**EXTRACT TO READ**
※
Writing with ADD
Updated: Apr 14
Sometime during the fifth grade, my teacher told my mother that she was concerned that I had an attention problem. Mom took me to a specialist where they diagnosed me with ADD (Attention Deficit Disorder). I had no issues with hyperactivity, I just couldn't focus on one thing at a time. This was not a huge surprise, as there had been other signs.
To this day, I still struggle with party situations where multiple conversations are happening at once, because I hear each one. I have to consciously focus intently on the conversation I'm in or I'll accidentally start paying more attention to another conversation, which I've been told is rude (ha!).
In Middle School and High School, I was on and off ADD medication, but during my senior year, I decided that the side effects of the meds were greater than their benefit, and I stopped taking them. Since then, I've learned what works for me and my productivity. I make lists and carry them around with me during the day, so I remember what I'm supposed to do that day. I try to block out small chunks of focused time to get a task accomplished, instead of just blindly attacking the project. It's not always a perfect system, but a little chaos is good for the soul.
A few years ago, a friend showed me the Pomodoro technique. It involves a set period of time (I believe it is twenty-five minutes) where you focus on one task and chip away at it, whether it be those dishes you have been putting off, writing your first chapter of a novel, or an Excel spreadsheet for work. Immediately following those twenty-five minutes, you take a five minute break--make a cup of coffee (or tea if you're like me), let your mind wander, walk around and stretch, etc.
I've altered this technique into shorter periods of time, usually about ten or fifteen minutes. My brain doesn't like staying one track for too long, so after my timer goes off, I go do something else.
I had never thought to apply this to my writing, though it seems obvious in hindsight. One of my good friends/workshop partners introduced me to writing sprints during Camp Nano (Thanks Watkins!). Camp Nano even has a place for you to do it with friends when camp is in session. We did a few together and I was actually putting words on the screen! Progress!
I'm was impressed with how much
it changed my writing productivity.
Though my left brain is always cooking up stories in my head, when it comes to executing, I am often distracted and find it hard to focus because of my attention disorder. Another major factor that holds me back is that I get overwhelmed thinking about the work required to carve this story out from my mind. This anxiety results in procrastinating and over editing my first draft before it is done. I worry way too much about how the first draft looks that I don't move forward. This is coming from the person who had two gorgeous pages of notes for a college class, but didn't finish reading the section because they spent all their time making those two beautiful pages of notes. I let great be the enemy of good.
With ten minutes of writing, I don't have to worry about the next scene, the next chapter, the next book. I don't have time to edit what I've already written--a wise man once said there is a time for everything and a season for every activity. Editing can wait until the story exists. When I only have ten minutes to write, I don't worry about perfect dialogue or if a scene has too much or too little description. I write for ten minutes and then I move on to something else.
If anyone has issues with their attention or have anxiety and fears that hold you back, I would definitely recommend taking life ten or twenty minutes at a time. It has helped me to shut out the noise of the world for a little bit so I can do what I need and want to do.
※
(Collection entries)
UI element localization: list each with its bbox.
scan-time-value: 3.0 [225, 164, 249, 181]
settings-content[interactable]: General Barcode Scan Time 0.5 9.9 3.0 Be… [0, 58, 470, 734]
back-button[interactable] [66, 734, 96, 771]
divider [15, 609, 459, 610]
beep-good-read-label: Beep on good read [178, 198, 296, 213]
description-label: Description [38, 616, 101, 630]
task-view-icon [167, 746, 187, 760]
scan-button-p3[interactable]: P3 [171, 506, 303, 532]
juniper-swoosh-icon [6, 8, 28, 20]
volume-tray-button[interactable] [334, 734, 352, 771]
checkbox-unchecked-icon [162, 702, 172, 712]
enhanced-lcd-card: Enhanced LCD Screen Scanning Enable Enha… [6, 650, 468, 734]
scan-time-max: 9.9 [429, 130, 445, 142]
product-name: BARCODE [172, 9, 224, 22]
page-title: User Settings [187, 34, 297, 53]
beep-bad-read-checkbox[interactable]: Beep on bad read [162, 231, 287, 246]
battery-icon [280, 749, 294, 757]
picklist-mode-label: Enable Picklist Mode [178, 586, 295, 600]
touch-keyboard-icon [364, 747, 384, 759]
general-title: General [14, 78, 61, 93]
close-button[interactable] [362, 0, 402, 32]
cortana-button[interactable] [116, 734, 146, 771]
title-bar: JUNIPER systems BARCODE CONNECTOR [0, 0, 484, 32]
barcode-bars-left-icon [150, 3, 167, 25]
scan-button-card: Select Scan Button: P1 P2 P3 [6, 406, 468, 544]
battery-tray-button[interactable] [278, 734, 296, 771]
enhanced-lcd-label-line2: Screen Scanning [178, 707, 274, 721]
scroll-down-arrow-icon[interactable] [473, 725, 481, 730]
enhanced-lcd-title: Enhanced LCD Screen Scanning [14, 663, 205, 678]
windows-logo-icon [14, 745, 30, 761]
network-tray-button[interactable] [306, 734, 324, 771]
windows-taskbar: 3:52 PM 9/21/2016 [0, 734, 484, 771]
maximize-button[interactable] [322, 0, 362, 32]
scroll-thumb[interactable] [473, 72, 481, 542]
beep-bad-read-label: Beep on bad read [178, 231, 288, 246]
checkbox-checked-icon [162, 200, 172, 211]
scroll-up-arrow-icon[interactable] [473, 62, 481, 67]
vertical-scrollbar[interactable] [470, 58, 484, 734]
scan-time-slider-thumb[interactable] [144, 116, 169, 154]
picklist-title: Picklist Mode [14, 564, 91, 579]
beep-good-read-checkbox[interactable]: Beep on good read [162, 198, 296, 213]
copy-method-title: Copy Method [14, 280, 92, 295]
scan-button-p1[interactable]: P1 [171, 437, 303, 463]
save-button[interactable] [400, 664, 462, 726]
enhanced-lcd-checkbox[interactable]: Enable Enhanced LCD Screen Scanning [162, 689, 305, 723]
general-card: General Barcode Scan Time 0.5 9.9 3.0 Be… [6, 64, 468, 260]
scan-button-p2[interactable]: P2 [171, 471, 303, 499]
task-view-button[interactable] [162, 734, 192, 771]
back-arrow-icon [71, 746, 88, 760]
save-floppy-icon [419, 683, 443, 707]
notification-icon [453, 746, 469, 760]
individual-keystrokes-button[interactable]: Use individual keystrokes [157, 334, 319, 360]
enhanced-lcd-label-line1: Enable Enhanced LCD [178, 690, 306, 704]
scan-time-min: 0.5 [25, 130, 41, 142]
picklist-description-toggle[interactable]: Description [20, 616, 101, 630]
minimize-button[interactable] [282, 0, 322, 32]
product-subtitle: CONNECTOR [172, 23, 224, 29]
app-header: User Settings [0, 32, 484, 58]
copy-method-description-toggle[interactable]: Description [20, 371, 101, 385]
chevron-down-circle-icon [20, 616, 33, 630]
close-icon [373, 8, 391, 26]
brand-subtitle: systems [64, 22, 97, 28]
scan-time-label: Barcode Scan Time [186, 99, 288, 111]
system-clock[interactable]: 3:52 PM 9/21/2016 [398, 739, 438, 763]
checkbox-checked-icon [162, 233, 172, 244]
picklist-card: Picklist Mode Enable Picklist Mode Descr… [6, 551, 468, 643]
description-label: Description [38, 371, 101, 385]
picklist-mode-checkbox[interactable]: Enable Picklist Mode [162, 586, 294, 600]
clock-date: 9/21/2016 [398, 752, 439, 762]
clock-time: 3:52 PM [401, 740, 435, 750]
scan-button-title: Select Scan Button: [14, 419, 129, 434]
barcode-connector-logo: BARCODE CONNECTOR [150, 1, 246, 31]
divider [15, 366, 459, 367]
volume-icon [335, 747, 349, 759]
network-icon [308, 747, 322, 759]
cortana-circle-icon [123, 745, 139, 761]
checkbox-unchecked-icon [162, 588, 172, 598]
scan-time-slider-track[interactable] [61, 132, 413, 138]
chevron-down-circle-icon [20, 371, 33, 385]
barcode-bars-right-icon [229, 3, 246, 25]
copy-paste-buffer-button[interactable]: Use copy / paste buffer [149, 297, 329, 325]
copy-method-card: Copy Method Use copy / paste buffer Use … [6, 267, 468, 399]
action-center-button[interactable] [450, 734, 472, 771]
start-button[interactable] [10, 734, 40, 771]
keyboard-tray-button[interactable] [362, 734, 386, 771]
※
**TASKS AND EXERCISES**
**1)** According to the post on writing with ADD, why did the writer shorten the Pomodoro technique's work periods to about ten or fifteen minutes?
**2)** In the post on writing with ADD, during which grade did the writer's teacher raise concern about an attention problem?
**3)** Reproduce the stretch of the post on writing with ADD from "Writing with ADD" through "is rude (ha!).".

**YOUR WRITTEN ANSWERS**
**1)** The writer's brain doesn't like staying on one track for too long. So the writer works in shorter periods and then moves on to something else when the timer goes off.

**2)** The fifth grade.

**3)**
Writing with ADD
Updated: Apr 14
Sometime during the fifth grade, my teacher told my mother that she was concerned that I had an attention problem. Mom took me to a specialist where they diagnosed me with ADD (Attention Deficit Disorder). I had no issues with hyperactivity, I just couldn't focus on one thing at a time. This was not a huge surprise, as there had been other signs.
To this day, I still struggle with party situations where multiple conversations are happening at once, because I hear each one. I have to consciously focus intently on the conversation I'm in or I'll accidentally start paying more attention to another conversation, which I've been told is rude (ha!).